What the task asks:
Send back the entries below exactly as they appear.

Extracted records:
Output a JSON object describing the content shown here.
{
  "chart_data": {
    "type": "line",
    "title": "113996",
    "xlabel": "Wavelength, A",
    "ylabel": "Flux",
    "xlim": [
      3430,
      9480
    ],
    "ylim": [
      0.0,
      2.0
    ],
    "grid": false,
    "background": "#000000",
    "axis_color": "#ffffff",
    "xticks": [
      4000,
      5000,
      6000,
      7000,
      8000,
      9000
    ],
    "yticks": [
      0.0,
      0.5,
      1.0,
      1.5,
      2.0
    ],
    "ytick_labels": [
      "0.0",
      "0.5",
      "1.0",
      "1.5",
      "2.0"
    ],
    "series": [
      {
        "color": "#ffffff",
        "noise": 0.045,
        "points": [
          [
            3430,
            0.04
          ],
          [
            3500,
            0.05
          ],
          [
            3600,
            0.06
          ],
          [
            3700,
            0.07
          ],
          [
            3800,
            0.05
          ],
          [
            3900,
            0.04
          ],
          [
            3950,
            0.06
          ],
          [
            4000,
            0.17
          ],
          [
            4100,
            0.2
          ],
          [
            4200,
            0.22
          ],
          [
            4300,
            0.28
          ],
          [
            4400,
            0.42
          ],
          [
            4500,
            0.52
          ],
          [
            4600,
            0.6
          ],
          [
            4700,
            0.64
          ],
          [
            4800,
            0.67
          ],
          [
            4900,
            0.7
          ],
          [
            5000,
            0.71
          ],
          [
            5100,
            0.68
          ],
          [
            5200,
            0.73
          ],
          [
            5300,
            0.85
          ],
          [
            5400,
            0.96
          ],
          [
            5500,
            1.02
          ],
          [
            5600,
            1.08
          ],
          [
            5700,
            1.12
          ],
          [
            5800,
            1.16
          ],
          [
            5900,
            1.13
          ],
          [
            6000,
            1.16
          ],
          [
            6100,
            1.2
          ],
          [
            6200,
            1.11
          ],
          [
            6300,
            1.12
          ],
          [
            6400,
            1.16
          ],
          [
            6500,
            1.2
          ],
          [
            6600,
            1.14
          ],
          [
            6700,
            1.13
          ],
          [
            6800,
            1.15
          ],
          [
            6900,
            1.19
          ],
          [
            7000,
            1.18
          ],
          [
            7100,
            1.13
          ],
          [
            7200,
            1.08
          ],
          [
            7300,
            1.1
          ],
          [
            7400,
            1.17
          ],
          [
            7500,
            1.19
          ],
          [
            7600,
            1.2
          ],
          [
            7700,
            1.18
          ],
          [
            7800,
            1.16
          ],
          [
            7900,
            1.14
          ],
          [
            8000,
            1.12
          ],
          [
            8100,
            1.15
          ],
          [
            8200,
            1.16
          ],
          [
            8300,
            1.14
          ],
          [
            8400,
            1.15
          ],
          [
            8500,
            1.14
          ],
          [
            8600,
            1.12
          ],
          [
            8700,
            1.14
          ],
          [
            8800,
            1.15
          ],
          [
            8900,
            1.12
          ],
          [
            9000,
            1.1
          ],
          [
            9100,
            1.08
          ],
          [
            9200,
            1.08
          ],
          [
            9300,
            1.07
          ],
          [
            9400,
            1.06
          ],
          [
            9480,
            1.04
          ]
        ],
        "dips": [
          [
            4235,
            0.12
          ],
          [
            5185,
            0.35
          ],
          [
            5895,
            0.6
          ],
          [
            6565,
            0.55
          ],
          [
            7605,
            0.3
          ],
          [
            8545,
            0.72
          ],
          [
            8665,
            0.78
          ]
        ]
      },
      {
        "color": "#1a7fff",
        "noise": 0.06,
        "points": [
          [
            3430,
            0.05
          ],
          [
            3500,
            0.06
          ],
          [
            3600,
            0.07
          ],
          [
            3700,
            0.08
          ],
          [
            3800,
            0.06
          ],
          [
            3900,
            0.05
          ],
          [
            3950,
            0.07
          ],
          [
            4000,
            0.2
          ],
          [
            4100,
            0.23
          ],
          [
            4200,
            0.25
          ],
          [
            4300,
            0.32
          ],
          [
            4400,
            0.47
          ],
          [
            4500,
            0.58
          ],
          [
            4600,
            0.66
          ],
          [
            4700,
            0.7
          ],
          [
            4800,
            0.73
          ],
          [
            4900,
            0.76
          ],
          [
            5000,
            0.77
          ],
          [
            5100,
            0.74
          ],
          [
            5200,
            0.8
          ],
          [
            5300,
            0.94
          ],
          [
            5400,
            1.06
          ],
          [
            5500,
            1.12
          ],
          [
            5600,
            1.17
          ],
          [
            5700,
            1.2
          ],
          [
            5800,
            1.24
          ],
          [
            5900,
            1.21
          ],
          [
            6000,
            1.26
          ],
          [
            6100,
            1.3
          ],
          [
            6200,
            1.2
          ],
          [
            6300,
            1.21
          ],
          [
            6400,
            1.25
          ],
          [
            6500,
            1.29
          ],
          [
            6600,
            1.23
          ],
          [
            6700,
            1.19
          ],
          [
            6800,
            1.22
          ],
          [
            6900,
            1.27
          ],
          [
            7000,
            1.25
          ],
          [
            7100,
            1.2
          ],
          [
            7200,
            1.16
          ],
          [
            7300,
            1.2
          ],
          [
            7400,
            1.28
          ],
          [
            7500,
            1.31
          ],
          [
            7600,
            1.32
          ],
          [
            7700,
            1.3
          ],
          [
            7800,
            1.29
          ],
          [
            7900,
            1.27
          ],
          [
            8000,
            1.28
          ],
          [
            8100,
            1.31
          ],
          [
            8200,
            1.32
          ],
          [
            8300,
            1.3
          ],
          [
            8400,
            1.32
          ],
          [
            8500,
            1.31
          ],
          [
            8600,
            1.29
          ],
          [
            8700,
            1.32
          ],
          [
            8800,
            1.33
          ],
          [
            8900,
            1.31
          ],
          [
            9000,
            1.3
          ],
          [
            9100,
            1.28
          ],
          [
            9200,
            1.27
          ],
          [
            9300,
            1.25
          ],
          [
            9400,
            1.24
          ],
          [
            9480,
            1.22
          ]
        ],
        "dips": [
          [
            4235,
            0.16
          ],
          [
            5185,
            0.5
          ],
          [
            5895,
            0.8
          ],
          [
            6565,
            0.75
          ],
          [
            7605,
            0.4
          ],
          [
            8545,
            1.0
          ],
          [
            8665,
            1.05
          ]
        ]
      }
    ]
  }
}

Solution to this task:
Output a JSON object describing the content shown here.
{
  "chart_data": {
    "type": "line",
    "title": "113996",
    "xlabel": "Wavelength, A",
    "ylabel": "Flux",
    "xlim": [
      3430,
      9480
    ],
    "ylim": [
      0.0,
      2.0
    ],
    "grid": false,
    "background": "#000000",
    "axis_color": "#ffffff",
    "xticks": [
      4000,
      5000,
      6000,
      7000,
      8000,
      9000
    ],
    "yticks": [
      0.0,
      0.5,
      1.0,
      1.5,
      2.0
    ],
    "ytick_labels": [
      "0.0",
      "0.5",
      "1.0",
      "1.5",
      "2.0"
    ],
    "series": [
      {
        "color": "#ffffff",
        "noise": 0.045,
        "points": [
          [
            3430,
            0.04
          ],
          [
            3500,
            0.05
          ],
          [
            3600,
            0.06
          ],
          [
            3700,
            0.07
          ],
          [
            3800,
            0.05
          ],
          [
            3900,
            0.04
          ],
          [
            3950,
            0.06
          ],
          [
            4000,
            0.17
          ],
          [
            4100,
            0.2
          ],
          [
            4200,
            0.22
          ],
          [
            4300,
            0.28
          ],
          [
            4400,
            0.42
          ],
          [
            4500,
            0.52
          ],
          [
            4600,
            0.6
          ],
          [
            4700,
            0.64
          ],
          [
            4800,
            0.67
          ],
          [
            4900,
            0.7
          ],
          [
            5000,
            0.71
          ],
          [
            5100,
            0.68
          ],
          [
            5200,
            0.73
          ],
          [
            5300,
            0.85
          ],
          [
            5400,
            0.96
          ],
          [
            5500,
            1.02
          ],
          [
            5600,
            1.08
          ],
          [
            5700,
            1.12
          ],
          [
            5800,
            1.16
          ],
          [
            5900,
            1.13
          ],
          [
            6000,
            1.16
          ],
          [
            6100,
            1.2
          ],
          [
            6200,
            1.11
          ],
          [
            6300,
            1.12
          ],
          [
            6400,
            1.16
          ],
          [
            6500,
            1.2
          ],
          [
            6600,
            1.14
          ],
          [
            6700,
            1.13
          ],
          [
            6800,
            1.15
          ],
          [
            6900,
            1.19
          ],
          [
            7000,
            1.18
          ],
          [
            7100,
            1.13
          ],
          [
            7200,
            1.08
          ],
          [
            7300,
            1.1
          ],
          [
            7400,
            1.17
          ],
          [
            7500,
            1.19
          ],
          [
            7600,
            1.2
          ],
          [
            7700,
            1.18
          ],
          [
            7800,
            1.16
          ],
          [
            7900,
            1.14
          ],
          [
            8000,
            1.12
          ],
          [
            8100,
            1.15
          ],
          [
            8200,
            1.16
          ],
          [
            8300,
            1.14
          ],
          [
            8400,
            1.15
          ],
          [
            8500,
            1.14
          ],
          [
            8600,
            1.12
          ],
          [
            8700,
            1.14
          ],
          [
            8800,
            1.15
          ],
          [
            8900,
            1.12
          ],
          [
            9000,
            1.1
          ],
          [
            9100,
            1.08
          ],
          [
            9200,
            1.08
          ],
          [
            9300,
            1.07
          ],
          [
            9400,
            1.06
          ],
          [
            9480,
            1.04
          ]
        ],
        "dips": [
          [
            4235,
            0.12
          ],
          [
            5185,
            0.35
          ],
          [
            5895,
            0.6
          ],
          [
            6565,
            0.55
          ],
          [
            7605,
            0.3
          ],
          [
            8545,
            0.72
          ],
          [
            8665,
            0.78
          ]
        ]
      },
      {
        "color": "#1a7fff",
        "noise": 0.06,
        "points": [
          [
            3430,
            0.05
          ],
          [
            3500,
            0.06
          ],
          [
            3600,
            0.07
          ],
          [
            3700,
            0.08
          ],
          [
            3800,
            0.06
          ],
          [
            3900,
            0.05
          ],
          [
            3950,
            0.07
          ],
          [
            4000,
            0.2
          ],
          [
            4100,
            0.23
          ],
          [
            4200,
            0.25
          ],
          [
            4300,
            0.32
          ],
          [
            4400,
            0.47
          ],
          [
            4500,
            0.58
          ],
          [
            4600,
            0.66
          ],
          [
            4700,
            0.7
          ],
          [
            4800,
            0.73
          ],
          [
            4900,
            0.76
          ],
          [
            5000,
            0.77
          ],
          [
            5100,
            0.74
          ],
          [
            5200,
            0.8
          ],
          [
            5300,
            0.94
          ],
          [
            5400,
            1.06
          ],
          [
            5500,
            1.12
          ],
          [
            5600,
            1.17
          ],
          [
            5700,
            1.2
          ],
          [
            5800,
            1.24
          ],
          [
            5900,
            1.21
          ],
          [
            6000,
            1.26
          ],
          [
            6100,
            1.3
          ],
          [
            6200,
            1.2
          ],
          [
            6300,
            1.21
          ],
          [
            6400,
            1.25
          ],
          [
            6500,
            1.29
          ],
          [
            6600,
            1.23
          ],
          [
            6700,
            1.19
          ],
          [
            6800,
            1.22
          ],
          [
            6900,
            1.27
          ],
          [
            7000,
            1.25
          ],
          [
            7100,
            1.2
          ],
          [
            7200,
            1.16
          ],
          [
            7300,
            1.2
          ],
          [
            7400,
            1.28
          ],
          [
            7500,
            1.31
          ],
          [
            7600,
            1.32
          ],
          [
            7700,
            1.3
          ],
          [
            7800,
            1.29
          ],
          [
            7900,
            1.27
          ],
          [
            8000,
            1.28
          ],
          [
            8100,
            1.31
          ],
          [
            8200,
            1.32
          ],
          [
            8300,
            1.3
          ],
          [
            8400,
            1.32
          ],
          [
            8500,
            1.31
          ],
          [
            8600,
            1.29
          ],
          [
            8700,
            1.32
          ],
          [
            8800,
            1.33
          ],
          [
            8900,
            1.31
          ],
          [
            9000,
            1.3
          ],
          [
            9100,
            1.28
          ],
          [
            9200,
            1.27
          ],
          [
            9300,
            1.25
          ],
          [
            9400,
            1.24
          ],
          [
            9480,
            1.22
          ]
        ],
        "dips": [
          [
            4235,
            0.16
          ],
          [
            5185,
            0.5
          ],
          [
            5895,
            0.8
          ],
          [
            6565,
            0.75
          ],
          [
            7605,
            0.4
          ],
          [
            8545,
            1.0
          ],
          [
            8665,
            1.05
          ]
        ]
      }
    ]
  }
}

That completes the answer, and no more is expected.